ROWS:
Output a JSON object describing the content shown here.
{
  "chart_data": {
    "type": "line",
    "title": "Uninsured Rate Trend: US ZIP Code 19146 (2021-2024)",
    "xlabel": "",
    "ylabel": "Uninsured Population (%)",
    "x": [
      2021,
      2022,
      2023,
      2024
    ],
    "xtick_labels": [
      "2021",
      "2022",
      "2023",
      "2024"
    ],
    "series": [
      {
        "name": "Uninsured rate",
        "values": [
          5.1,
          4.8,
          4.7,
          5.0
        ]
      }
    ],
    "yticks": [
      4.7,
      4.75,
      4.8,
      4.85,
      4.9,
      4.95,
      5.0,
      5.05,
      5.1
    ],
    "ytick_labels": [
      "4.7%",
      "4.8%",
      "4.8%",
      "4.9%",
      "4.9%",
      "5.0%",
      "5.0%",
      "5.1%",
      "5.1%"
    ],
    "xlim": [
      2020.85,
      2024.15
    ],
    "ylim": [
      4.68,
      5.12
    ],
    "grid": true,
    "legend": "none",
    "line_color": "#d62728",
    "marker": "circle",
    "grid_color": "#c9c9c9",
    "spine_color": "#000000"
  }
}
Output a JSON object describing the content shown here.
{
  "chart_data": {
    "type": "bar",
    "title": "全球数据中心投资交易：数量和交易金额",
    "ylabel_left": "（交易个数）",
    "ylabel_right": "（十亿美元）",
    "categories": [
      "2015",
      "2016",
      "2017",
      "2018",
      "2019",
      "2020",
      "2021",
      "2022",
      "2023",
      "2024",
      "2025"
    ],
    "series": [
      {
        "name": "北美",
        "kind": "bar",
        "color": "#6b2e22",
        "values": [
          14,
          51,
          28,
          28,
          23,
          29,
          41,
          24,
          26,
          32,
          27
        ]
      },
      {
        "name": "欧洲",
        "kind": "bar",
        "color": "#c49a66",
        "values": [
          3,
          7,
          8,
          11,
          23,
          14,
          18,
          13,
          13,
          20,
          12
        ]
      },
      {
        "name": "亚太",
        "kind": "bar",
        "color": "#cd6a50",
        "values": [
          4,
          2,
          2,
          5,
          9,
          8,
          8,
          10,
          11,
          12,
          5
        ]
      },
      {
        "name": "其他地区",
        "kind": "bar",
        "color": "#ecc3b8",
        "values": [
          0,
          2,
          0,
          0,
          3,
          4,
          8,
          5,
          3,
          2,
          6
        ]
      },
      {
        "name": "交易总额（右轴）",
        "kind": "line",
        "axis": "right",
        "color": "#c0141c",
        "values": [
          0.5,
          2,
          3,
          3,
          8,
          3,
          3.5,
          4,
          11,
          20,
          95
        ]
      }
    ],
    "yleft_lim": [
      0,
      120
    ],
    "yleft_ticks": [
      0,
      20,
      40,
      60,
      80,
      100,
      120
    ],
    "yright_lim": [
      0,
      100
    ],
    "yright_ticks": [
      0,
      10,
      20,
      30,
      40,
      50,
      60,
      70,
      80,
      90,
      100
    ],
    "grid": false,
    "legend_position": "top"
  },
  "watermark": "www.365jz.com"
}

WRITTEN TASK: Pull out the lines above in which the word "name" appears.

RESULT OF THE TASK:
        "name": "Uninsured rate",
        "name": "北美",
        "name": "欧洲",
        "name": "亚太",
        "name": "其他地区",
        "name": "交易总额（右轴）",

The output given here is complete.